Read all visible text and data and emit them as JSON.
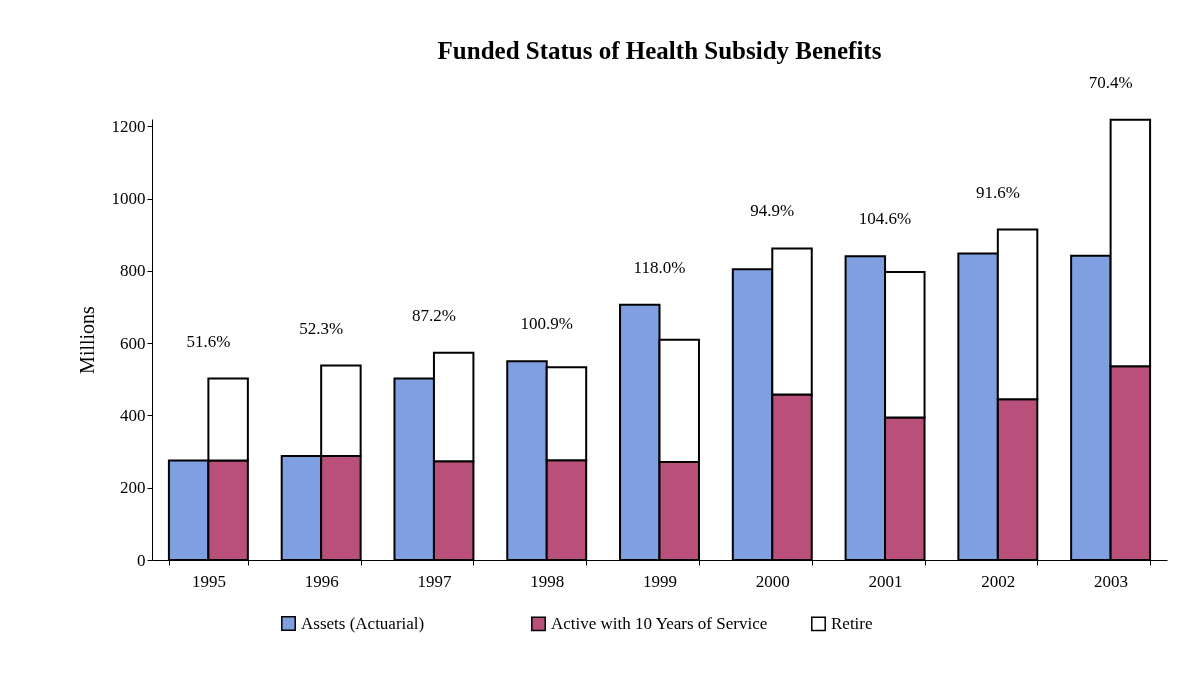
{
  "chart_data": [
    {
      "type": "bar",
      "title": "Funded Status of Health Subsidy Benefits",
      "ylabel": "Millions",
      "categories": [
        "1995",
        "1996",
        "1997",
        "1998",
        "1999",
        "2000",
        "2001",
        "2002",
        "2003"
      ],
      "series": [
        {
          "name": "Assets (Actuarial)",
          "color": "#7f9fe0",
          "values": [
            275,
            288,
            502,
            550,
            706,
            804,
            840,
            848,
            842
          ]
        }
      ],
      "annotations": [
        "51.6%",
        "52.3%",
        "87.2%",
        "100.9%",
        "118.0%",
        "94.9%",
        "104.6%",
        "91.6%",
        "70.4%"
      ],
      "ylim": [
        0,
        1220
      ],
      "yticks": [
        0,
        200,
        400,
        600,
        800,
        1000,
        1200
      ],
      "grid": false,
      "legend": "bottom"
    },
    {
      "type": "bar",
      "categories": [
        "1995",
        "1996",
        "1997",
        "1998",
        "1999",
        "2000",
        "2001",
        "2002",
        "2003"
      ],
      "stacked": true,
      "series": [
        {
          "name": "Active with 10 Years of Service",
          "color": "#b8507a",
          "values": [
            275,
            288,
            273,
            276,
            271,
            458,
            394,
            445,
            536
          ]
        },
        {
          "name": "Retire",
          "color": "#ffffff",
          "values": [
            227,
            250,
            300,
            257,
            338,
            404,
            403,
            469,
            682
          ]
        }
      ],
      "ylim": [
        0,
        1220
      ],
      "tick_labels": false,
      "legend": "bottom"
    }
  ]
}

·····

## Problem to work on
The material above must be printed exactly, with its pictures left out.

## Output
Read all visible text and data and emit them as JSON.
{
  "chart_data": [
    {
      "type": "bar",
      "title": "Funded Status of Health Subsidy Benefits",
      "ylabel": "Millions",
      "categories": [
        "1995",
        "1996",
        "1997",
        "1998",
        "1999",
        "2000",
        "2001",
        "2002",
        "2003"
      ],
      "series": [
        {
          "name": "Assets (Actuarial)",
          "color": "#7f9fe0",
          "values": [
            275,
            288,
            502,
            550,
            706,
            804,
            840,
            848,
            842
          ]
        }
      ],
      "annotations": [
        "51.6%",
        "52.3%",
        "87.2%",
        "100.9%",
        "118.0%",
        "94.9%",
        "104.6%",
        "91.6%",
        "70.4%"
      ],
      "ylim": [
        0,
        1220
      ],
      "yticks": [
        0,
        200,
        400,
        600,
        800,
        1000,
        1200
      ],
      "grid": false,
      "legend": "bottom"
    },
    {
      "type": "bar",
      "categories": [
        "1995",
        "1996",
        "1997",
        "1998",
        "1999",
        "2000",
        "2001",
        "2002",
        "2003"
      ],
      "stacked": true,
      "series": [
        {
          "name": "Active with 10 Years of Service",
          "color": "#b8507a",
          "values": [
            275,
            288,
            273,
            276,
            271,
            458,
            394,
            445,
            536
          ]
        },
        {
          "name": "Retire",
          "color": "#ffffff",
          "values": [
            227,
            250,
            300,
            257,
            338,
            404,
            403,
            469,
            682
          ]
        }
      ],
      "ylim": [
        0,
        1220
      ],
      "tick_labels": false,
      "legend": "bottom"
    }
  ]
}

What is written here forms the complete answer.